── PASSAGE PROVIDED

The first point to note is that the word ‘limits’ [‘Grenzen’] can be given a more
general meaning that the strict logical limits of tautology and
contradiction. The limits of the world
include the logical form of the objects, for example. In general, the limits of the world are the limits of language:
that which can be shown but not said.
For this showing takes the form of deriving the conceptually necessary
conditions of language (and the world that can be described by means of this
language). Being necessary conditions
of that world, they are neither a part of it, nor independent of it. They manifest its limits. Thus, all the transcendental concepts in the
Tractatus, including ‘objects’,
‘logic’, and even ‘language’ and ‘the world’ are limits of language and the
world. The world in its entirety is not
something that can (strictly speaking) be referred to, but lies at the limit of
what can be said.
The second point is that when Wittgenstein relates
solipsism to his discussion of the limits of language he is working together
two separate lines of thought from his notebooks. In fact, the Notebooks
contain a huge variety of ideas, which Wittgenstein tries to draw together,
linking each one back to his ideas on logic.

────
── SUPPLIED DATA

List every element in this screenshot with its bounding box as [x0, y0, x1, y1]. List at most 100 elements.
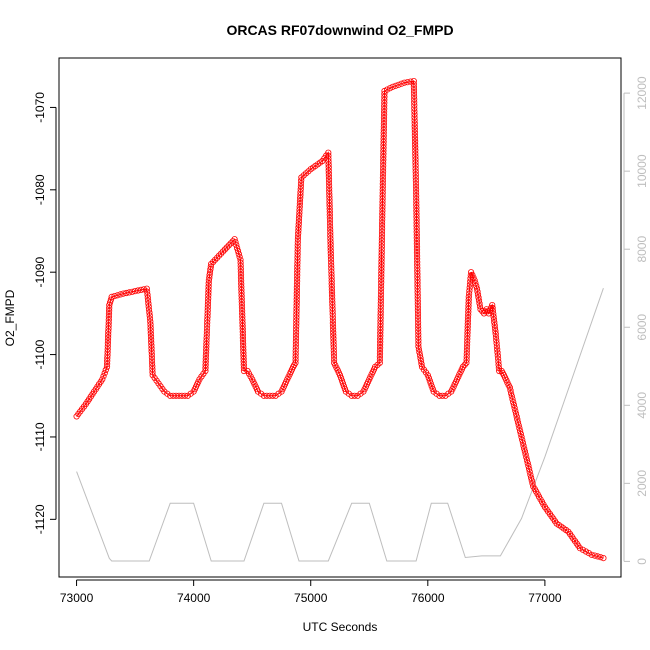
data-point — [413, 225, 420, 232]
data-point — [412, 144, 419, 151]
data-point — [491, 325, 499, 332]
data-point — [414, 289, 421, 296]
secondary-y-tick-label: 8000 — [635, 236, 649, 263]
data-point — [292, 353, 299, 360]
data-point — [202, 364, 209, 372]
data-point — [495, 361, 502, 368]
data-point — [376, 347, 384, 354]
data-point — [148, 348, 155, 355]
data-point — [204, 307, 211, 314]
data-point — [325, 155, 332, 162]
data-point — [175, 392, 183, 399]
data-point — [238, 277, 245, 284]
data-point — [600, 554, 607, 562]
data-point — [178, 392, 185, 399]
data-point — [588, 551, 595, 558]
data-point — [410, 78, 417, 85]
data-point — [99, 376, 106, 383]
data-point — [203, 331, 210, 338]
data-point — [238, 289, 245, 296]
data-point — [214, 254, 221, 261]
data-point — [466, 284, 473, 291]
data-point — [377, 320, 384, 328]
data-point — [294, 272, 301, 279]
data-point — [146, 312, 153, 319]
data-point — [327, 259, 335, 266]
data-point — [411, 132, 418, 139]
data-point — [412, 150, 419, 157]
data-point — [414, 267, 421, 275]
data-point — [210, 258, 217, 265]
data-point — [293, 302, 300, 309]
data-point — [240, 352, 247, 360]
secondary-y-tick-label: 4000 — [635, 392, 649, 419]
altitude-line — [76, 288, 604, 562]
data-point — [378, 246, 385, 253]
data-point — [229, 238, 236, 245]
data-point — [340, 383, 347, 390]
data-point — [459, 363, 466, 370]
data-point — [528, 477, 535, 484]
data-point — [464, 317, 471, 324]
data-point — [379, 168, 387, 175]
data-point — [524, 459, 531, 467]
data-point — [105, 334, 112, 341]
data-point — [378, 240, 385, 247]
data-point — [410, 81, 417, 88]
data-point — [326, 188, 333, 195]
data-point — [329, 305, 336, 312]
data-point — [506, 384, 513, 391]
data-point — [260, 392, 267, 399]
data-point — [336, 372, 344, 379]
data-point — [239, 328, 246, 336]
data-point — [379, 189, 386, 196]
data-point — [296, 206, 303, 213]
data-point — [147, 333, 155, 340]
data-point — [105, 316, 112, 323]
data-point — [379, 204, 386, 211]
data-point — [101, 369, 108, 377]
data-point — [411, 120, 418, 127]
data-point — [293, 287, 300, 294]
data-point — [238, 292, 245, 299]
data-point — [147, 318, 154, 325]
data-point — [294, 269, 301, 276]
data-point — [379, 165, 387, 172]
data-point — [377, 323, 384, 331]
data-point — [104, 343, 111, 350]
data-point — [149, 360, 156, 367]
data-point — [518, 433, 525, 441]
data-point — [102, 366, 109, 374]
data-point — [148, 339, 155, 346]
data-point — [414, 292, 421, 299]
data-point — [475, 297, 483, 304]
data-point — [204, 319, 211, 326]
data-point — [325, 182, 333, 189]
data-point — [378, 276, 385, 283]
data-point — [380, 117, 388, 125]
data-point — [293, 320, 300, 327]
data-point — [238, 280, 245, 287]
data-point — [147, 327, 154, 334]
data-point — [236, 253, 243, 260]
data-point — [493, 340, 500, 347]
data-point — [378, 270, 385, 277]
data-point — [418, 360, 425, 368]
data-point — [414, 304, 421, 311]
data-point — [379, 216, 386, 223]
data-point — [330, 341, 337, 348]
x-tick-label: 73000 — [60, 591, 94, 605]
data-point — [514, 416, 521, 423]
data-point — [511, 404, 518, 411]
data-point — [326, 220, 334, 227]
data-point — [149, 363, 156, 370]
data-point — [413, 198, 420, 205]
data-point — [238, 301, 245, 308]
data-point — [425, 374, 432, 381]
data-point — [495, 358, 502, 365]
data-point — [328, 265, 335, 272]
data-point — [325, 164, 332, 171]
data-point — [329, 308, 336, 315]
data-point — [377, 291, 385, 298]
data-point — [521, 448, 529, 455]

────

EXERCISE SET —
**1)** According to the passage on Wittgenstein and the limits of language, what do the Notebooks contain?
**2)** Write the next part of the passage on Wittgenstein and the limits of language, picking up after its last sentence.

ANSWERS BELOW —
**1)** They contain a huge variety of ideas, which Wittgenstein tries to draw together, linking each one back to his ideas on logic.

**2)**
This is as one would expect from the ambitious nature of the project. Wittgenstein was trying to settle all of the questions of philosophy once
and for all. The sources of the various
ideas he looks at are diverse, but he constantly tried to unify them in a
single scheme of ideas, so that they can all be ultimately settled in a similar
fashion. For example, the ideas on
solipsism can be found in the coded sections of his notebooks — that is to say
his more private diary — long before they appear in his philosophical
notes. So at least one motivation for
taking solipsism seriously seems to have been the loneliness and isolation he felt
while serving on the eastern front. At
one point in his coded diary he remarks on these solipsistic ideas that, ‘Oddly
enough,’ he could not make the connection with his ‘mathematical modes of
thought.’
But in the next few weeks we find that connection being
forged in the philosophical notes in the ideas that eventually formed
§5.6. Wittgenstein, I believe, linked
his ideas in the following way: language and the world make manifest a picture
of their own form. This form implies a
kind of solipsism, and this explains the philosophical tendency to solipsism:
the fact that solipsism is also made manifest in our ordinary experience. The fact that everything seems to be, at one
and the same time, both part of my subjectivity, and part of the world.
The connection between these ideas can best be made by
stressing the sense in which the solipsism of the Tractatus also concerns subjectivity. When Wittgenstein says that what solipsism means is quite
correct, only it cannot be said, but makes itself manifest, he is inviting us
to reflect on the world in a certain way.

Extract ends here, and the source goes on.